__Task directions__:
Compile every line that includes the word "JSON".

[Structured figure records]
▬▬▬▬▬▬
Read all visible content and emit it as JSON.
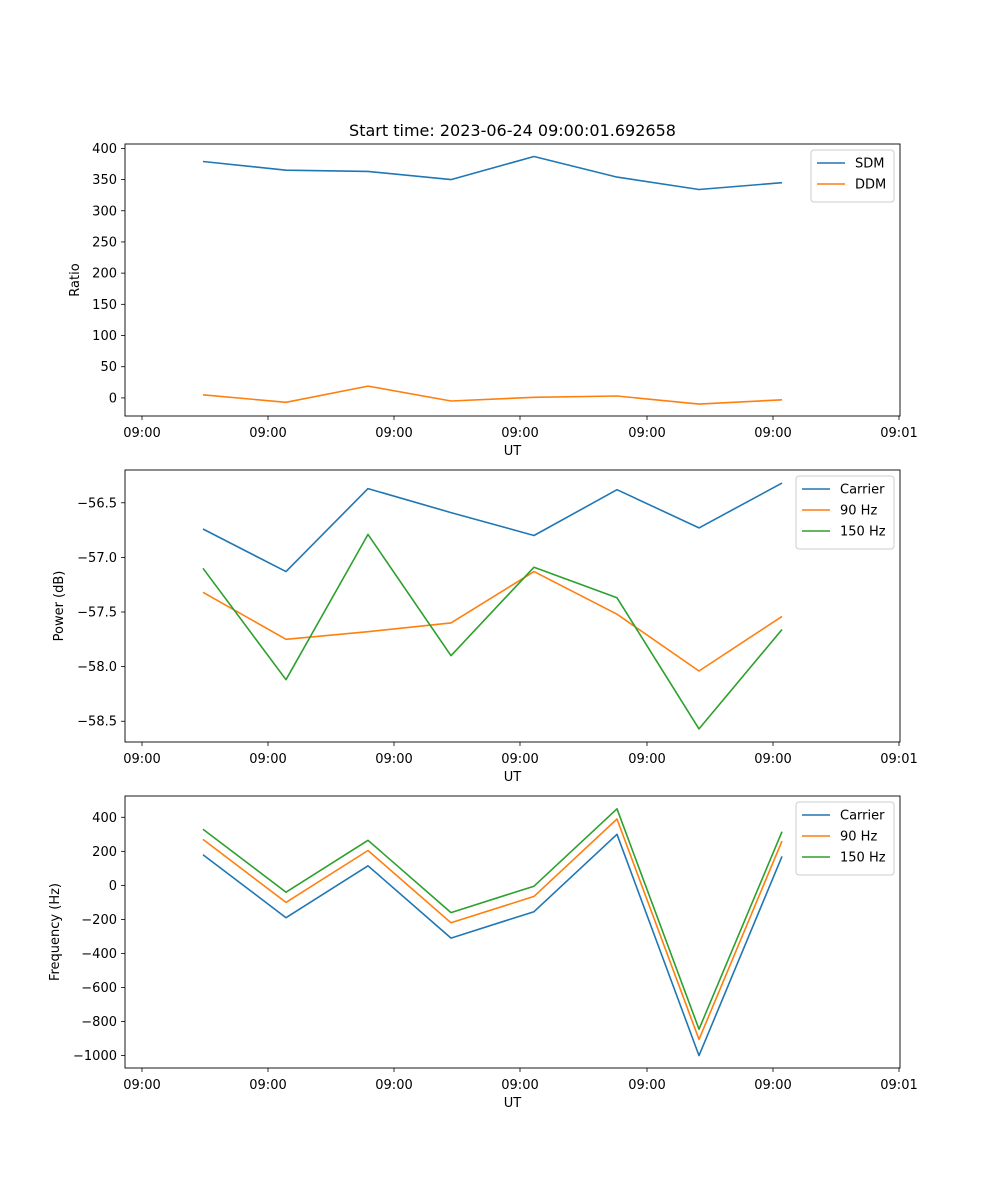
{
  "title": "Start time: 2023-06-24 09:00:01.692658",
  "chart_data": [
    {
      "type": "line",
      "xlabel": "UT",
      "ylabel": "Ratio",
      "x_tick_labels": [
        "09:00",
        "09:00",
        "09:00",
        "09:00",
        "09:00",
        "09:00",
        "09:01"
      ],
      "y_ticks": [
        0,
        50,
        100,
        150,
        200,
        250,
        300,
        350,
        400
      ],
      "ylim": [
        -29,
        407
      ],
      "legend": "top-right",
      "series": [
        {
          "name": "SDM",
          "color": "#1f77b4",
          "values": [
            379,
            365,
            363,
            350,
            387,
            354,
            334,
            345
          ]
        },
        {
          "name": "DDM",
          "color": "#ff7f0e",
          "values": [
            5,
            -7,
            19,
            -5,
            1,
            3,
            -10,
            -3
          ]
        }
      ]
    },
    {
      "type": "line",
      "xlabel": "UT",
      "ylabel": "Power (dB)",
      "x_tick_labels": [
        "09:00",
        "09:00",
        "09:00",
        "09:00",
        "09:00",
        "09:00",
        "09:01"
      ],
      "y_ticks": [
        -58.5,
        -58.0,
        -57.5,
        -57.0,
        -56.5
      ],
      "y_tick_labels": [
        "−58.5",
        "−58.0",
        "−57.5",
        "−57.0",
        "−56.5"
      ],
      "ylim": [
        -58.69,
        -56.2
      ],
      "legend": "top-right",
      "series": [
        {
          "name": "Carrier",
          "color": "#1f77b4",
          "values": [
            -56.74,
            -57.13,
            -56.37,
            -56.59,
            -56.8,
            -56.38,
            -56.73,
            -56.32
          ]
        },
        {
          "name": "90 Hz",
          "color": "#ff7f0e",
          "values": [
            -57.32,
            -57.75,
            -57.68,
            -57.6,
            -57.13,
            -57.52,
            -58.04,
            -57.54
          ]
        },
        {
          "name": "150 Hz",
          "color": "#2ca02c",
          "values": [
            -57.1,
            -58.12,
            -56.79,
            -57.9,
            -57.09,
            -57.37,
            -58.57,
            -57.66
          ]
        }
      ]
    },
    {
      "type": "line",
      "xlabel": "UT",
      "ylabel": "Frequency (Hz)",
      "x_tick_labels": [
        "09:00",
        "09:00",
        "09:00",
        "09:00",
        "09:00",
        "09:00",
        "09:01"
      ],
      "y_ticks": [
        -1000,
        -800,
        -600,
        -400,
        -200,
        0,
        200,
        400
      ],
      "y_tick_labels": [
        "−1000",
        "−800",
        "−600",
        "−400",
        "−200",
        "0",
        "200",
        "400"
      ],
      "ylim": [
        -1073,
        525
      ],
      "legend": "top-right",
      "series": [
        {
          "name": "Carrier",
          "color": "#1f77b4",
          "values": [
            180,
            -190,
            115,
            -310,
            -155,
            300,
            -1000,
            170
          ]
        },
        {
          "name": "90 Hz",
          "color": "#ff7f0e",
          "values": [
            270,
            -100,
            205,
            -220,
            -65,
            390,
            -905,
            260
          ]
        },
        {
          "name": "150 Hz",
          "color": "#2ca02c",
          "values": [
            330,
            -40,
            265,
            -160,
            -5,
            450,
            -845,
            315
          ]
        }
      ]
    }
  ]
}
▬▬▬▬▬▬
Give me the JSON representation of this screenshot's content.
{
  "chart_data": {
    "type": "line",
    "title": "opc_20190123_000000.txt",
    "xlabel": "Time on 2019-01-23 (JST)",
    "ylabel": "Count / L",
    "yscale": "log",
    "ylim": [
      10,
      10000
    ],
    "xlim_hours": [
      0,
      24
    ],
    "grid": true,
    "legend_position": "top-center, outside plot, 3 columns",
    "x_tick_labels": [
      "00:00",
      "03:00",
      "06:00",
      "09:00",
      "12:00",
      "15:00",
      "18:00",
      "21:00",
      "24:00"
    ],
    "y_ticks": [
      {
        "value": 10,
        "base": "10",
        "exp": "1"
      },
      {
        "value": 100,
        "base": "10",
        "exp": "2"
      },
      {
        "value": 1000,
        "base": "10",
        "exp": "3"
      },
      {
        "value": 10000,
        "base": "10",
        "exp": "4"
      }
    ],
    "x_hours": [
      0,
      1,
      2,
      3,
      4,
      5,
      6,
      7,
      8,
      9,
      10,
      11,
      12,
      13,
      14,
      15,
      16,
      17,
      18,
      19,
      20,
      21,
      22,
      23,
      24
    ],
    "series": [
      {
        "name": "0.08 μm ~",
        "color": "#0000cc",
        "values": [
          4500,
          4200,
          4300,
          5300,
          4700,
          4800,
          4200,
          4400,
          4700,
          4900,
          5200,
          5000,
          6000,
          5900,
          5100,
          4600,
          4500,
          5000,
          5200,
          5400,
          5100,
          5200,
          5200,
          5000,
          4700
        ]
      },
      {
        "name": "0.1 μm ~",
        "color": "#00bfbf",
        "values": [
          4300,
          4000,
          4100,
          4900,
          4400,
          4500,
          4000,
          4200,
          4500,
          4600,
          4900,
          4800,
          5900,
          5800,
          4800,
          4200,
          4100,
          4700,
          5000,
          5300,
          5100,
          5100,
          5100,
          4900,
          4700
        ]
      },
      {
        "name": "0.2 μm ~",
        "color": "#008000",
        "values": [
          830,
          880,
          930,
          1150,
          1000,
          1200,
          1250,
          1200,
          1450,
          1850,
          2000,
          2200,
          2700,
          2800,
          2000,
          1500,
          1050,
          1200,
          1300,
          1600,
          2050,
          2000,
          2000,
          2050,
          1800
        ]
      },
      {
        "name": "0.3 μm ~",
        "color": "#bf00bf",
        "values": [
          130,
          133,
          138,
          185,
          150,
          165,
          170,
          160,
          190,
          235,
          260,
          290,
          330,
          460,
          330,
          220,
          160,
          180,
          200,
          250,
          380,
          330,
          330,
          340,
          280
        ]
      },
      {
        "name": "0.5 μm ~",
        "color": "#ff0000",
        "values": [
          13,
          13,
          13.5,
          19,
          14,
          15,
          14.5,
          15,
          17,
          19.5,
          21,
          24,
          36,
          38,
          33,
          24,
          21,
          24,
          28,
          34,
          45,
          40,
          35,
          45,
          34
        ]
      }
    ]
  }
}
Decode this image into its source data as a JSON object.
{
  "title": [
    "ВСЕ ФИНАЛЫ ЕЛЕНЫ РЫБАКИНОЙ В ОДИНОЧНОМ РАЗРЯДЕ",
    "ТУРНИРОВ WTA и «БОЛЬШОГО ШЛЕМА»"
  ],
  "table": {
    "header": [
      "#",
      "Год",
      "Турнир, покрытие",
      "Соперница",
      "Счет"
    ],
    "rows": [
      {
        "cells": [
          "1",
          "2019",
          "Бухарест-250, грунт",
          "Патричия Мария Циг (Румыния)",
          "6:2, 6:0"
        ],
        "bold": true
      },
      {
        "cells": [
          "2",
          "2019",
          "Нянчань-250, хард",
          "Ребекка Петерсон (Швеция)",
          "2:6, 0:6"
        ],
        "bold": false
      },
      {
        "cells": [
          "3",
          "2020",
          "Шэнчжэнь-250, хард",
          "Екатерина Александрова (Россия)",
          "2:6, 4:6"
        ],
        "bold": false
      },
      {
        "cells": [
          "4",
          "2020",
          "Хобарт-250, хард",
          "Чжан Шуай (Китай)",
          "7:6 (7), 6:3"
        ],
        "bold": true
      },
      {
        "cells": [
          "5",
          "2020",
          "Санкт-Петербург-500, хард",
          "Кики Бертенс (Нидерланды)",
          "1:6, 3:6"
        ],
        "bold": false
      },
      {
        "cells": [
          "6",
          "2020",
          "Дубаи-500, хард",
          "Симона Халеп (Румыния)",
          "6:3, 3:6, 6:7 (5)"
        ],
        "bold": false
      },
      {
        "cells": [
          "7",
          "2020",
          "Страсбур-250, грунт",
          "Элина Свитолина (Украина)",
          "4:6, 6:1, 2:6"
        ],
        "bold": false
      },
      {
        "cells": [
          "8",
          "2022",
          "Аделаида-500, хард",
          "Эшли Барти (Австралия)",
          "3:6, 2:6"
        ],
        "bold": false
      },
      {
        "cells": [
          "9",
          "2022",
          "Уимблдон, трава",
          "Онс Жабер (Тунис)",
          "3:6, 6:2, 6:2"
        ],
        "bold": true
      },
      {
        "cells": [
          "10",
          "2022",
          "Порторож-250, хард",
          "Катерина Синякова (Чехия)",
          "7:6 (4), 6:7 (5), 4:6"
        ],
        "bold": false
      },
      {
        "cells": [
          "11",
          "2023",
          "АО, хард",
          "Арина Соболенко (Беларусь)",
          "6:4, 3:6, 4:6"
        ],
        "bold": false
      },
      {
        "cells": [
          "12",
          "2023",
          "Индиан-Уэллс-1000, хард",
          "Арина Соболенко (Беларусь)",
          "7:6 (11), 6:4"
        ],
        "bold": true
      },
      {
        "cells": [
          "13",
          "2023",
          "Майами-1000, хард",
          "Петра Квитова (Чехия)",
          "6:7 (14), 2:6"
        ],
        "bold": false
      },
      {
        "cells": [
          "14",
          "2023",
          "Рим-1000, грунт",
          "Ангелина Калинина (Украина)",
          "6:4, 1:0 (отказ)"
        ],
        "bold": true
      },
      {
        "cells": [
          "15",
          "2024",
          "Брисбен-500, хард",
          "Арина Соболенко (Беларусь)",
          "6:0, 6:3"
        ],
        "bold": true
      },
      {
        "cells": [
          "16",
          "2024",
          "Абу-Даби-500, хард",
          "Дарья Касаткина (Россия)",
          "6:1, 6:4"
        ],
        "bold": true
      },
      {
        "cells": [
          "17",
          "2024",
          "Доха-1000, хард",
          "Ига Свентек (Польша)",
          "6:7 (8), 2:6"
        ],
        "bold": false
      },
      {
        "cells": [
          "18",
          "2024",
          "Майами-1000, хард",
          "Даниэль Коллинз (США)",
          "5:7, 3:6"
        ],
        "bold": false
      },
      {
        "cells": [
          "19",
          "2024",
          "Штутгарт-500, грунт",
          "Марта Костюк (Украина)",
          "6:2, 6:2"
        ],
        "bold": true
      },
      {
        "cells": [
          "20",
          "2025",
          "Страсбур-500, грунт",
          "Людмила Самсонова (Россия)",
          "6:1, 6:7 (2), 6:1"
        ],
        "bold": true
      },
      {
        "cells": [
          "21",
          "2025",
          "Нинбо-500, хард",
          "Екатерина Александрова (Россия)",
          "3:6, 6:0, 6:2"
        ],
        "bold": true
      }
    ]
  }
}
▬▬▬▬▬▬
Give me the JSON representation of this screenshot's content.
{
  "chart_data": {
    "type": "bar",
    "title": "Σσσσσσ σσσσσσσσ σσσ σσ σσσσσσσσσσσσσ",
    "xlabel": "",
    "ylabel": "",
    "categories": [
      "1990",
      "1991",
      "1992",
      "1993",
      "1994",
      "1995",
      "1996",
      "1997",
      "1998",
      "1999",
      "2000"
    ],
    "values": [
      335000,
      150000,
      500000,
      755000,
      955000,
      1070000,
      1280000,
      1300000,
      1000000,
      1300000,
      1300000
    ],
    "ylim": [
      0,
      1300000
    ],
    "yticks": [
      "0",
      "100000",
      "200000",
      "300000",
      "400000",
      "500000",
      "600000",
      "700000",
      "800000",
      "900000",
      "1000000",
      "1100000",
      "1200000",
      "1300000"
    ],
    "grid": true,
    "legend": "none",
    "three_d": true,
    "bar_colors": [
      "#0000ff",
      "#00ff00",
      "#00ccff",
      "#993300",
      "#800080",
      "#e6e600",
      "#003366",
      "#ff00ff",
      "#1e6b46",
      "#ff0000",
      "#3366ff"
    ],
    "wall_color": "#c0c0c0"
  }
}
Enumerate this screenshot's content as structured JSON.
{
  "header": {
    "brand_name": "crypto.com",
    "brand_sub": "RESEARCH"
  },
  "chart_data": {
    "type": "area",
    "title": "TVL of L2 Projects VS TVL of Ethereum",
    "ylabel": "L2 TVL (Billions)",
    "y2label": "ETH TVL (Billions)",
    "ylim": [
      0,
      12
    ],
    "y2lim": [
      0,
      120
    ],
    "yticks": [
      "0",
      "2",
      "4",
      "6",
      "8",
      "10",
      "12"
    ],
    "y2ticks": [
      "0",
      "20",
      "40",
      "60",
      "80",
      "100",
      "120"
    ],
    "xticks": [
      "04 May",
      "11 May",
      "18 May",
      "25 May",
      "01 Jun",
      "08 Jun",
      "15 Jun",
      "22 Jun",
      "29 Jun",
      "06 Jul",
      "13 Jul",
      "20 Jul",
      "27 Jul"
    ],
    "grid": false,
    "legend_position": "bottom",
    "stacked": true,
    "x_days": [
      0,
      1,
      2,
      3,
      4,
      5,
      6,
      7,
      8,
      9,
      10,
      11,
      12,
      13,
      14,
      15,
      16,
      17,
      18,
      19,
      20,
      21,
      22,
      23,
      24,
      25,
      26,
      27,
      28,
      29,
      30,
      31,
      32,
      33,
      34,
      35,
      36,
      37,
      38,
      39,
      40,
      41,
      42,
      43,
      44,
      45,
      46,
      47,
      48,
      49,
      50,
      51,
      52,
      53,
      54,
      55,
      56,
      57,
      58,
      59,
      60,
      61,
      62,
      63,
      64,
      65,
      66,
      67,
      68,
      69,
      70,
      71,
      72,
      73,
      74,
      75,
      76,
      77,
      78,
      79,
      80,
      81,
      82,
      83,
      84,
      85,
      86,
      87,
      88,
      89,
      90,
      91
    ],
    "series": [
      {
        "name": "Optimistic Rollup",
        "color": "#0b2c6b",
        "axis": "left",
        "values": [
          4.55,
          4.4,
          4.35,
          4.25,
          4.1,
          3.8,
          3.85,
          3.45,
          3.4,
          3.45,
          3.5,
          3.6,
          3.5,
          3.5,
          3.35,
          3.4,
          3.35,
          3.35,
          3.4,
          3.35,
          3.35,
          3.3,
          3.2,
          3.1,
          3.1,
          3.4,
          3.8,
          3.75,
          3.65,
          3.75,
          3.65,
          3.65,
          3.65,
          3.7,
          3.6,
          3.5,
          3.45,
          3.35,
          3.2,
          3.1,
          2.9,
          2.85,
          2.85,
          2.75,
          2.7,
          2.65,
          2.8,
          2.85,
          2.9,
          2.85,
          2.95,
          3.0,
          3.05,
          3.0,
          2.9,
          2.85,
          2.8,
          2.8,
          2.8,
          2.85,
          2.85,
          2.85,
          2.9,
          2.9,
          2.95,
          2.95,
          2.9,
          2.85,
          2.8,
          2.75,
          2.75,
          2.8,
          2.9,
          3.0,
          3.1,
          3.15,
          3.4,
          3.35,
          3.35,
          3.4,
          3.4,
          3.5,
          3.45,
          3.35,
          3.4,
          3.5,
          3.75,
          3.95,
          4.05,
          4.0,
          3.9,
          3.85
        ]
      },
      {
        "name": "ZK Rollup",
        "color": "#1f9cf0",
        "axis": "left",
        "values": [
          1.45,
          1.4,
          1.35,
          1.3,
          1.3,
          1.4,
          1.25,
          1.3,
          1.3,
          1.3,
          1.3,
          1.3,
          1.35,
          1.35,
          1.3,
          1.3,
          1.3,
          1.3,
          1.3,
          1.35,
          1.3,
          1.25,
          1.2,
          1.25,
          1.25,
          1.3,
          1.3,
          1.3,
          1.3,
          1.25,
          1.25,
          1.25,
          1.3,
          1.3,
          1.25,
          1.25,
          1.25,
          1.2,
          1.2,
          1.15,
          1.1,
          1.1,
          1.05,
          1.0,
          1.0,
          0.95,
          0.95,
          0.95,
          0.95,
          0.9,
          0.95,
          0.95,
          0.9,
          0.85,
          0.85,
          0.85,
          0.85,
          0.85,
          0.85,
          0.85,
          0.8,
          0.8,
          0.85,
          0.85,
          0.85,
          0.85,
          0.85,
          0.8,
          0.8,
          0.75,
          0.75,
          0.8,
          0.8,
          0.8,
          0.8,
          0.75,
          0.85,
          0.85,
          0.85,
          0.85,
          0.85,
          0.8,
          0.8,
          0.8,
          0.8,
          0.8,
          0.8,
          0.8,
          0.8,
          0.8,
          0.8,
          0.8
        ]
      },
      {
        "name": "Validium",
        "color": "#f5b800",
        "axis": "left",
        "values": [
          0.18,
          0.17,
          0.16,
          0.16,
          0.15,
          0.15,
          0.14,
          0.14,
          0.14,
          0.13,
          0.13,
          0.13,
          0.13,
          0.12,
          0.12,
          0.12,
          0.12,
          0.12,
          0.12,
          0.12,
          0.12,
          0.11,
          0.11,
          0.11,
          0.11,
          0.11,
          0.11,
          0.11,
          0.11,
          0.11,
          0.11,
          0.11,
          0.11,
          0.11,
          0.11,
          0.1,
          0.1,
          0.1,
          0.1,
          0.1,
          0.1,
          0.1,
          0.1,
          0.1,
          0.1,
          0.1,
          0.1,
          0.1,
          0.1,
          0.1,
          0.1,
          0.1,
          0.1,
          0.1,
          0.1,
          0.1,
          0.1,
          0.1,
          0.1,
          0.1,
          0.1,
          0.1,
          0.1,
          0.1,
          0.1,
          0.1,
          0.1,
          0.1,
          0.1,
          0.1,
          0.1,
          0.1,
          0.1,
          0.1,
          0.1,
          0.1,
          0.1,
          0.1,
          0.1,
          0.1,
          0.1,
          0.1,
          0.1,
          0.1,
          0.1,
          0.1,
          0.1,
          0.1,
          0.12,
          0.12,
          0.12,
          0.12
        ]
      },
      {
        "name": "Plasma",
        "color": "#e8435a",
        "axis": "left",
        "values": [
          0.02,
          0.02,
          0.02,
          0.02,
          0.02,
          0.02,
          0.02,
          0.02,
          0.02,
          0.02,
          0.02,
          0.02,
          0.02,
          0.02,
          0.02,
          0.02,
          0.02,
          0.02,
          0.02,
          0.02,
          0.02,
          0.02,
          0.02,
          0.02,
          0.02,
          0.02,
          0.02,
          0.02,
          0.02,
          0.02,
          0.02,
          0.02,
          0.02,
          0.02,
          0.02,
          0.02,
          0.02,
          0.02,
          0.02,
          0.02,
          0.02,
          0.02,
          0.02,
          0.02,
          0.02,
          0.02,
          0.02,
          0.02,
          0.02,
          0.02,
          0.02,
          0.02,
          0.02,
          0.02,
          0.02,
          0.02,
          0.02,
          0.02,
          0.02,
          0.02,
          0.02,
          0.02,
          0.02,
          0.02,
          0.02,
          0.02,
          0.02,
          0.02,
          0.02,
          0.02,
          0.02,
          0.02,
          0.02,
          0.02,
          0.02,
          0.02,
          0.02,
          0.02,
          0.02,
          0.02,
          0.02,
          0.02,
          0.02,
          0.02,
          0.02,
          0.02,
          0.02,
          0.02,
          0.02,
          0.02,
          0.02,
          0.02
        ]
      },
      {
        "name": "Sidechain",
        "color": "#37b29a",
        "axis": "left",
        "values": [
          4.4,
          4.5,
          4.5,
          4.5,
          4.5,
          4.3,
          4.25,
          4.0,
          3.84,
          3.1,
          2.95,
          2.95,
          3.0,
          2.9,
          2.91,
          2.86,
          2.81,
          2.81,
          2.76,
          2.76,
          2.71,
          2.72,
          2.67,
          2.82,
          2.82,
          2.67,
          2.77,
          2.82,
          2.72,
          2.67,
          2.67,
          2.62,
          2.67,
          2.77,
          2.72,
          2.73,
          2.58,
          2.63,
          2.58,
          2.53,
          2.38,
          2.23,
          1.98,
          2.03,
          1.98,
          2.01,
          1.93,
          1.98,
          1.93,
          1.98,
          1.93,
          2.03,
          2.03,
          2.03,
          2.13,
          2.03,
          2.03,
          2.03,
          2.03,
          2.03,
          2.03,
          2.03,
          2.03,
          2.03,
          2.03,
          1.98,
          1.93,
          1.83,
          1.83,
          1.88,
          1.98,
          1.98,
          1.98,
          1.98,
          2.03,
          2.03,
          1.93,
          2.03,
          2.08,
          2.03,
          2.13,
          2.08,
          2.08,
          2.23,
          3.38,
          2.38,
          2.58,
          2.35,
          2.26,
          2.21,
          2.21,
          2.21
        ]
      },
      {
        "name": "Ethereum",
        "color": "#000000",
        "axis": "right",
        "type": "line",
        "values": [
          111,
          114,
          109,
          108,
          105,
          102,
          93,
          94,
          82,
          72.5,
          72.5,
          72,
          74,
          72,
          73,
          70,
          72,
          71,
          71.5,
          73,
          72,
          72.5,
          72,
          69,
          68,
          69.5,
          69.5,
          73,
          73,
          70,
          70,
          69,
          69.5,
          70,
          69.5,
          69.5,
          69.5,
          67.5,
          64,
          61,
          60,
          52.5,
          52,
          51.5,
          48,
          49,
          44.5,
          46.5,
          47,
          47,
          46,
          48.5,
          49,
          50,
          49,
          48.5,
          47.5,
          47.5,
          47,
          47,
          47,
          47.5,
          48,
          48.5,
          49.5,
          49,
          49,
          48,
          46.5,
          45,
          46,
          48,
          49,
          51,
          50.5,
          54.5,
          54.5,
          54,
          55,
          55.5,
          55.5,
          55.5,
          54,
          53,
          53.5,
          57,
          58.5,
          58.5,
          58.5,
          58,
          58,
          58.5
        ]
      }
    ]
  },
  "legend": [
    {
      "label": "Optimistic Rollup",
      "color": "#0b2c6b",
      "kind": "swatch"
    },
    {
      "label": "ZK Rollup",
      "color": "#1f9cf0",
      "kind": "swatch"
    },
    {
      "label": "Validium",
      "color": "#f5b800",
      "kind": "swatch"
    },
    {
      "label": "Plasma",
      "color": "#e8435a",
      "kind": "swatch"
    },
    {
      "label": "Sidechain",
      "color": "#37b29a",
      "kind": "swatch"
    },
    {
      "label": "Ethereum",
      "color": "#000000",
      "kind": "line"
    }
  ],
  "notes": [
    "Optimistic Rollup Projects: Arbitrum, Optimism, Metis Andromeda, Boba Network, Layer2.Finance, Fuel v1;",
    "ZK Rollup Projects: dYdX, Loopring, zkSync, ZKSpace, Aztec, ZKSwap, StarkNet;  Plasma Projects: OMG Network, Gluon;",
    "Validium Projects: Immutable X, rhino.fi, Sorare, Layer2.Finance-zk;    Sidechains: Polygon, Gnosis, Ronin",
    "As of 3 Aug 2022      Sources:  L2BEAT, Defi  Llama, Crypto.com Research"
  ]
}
▬▬▬▬▬▬
__Written response__:
Read all visible content and emit it as JSON.
Give me the JSON representation of this screenshot's content.
Decode this image into its source data as a JSON object.
Give me the JSON representation of this screenshot's content.
Enumerate this screenshot's content as structured JSON.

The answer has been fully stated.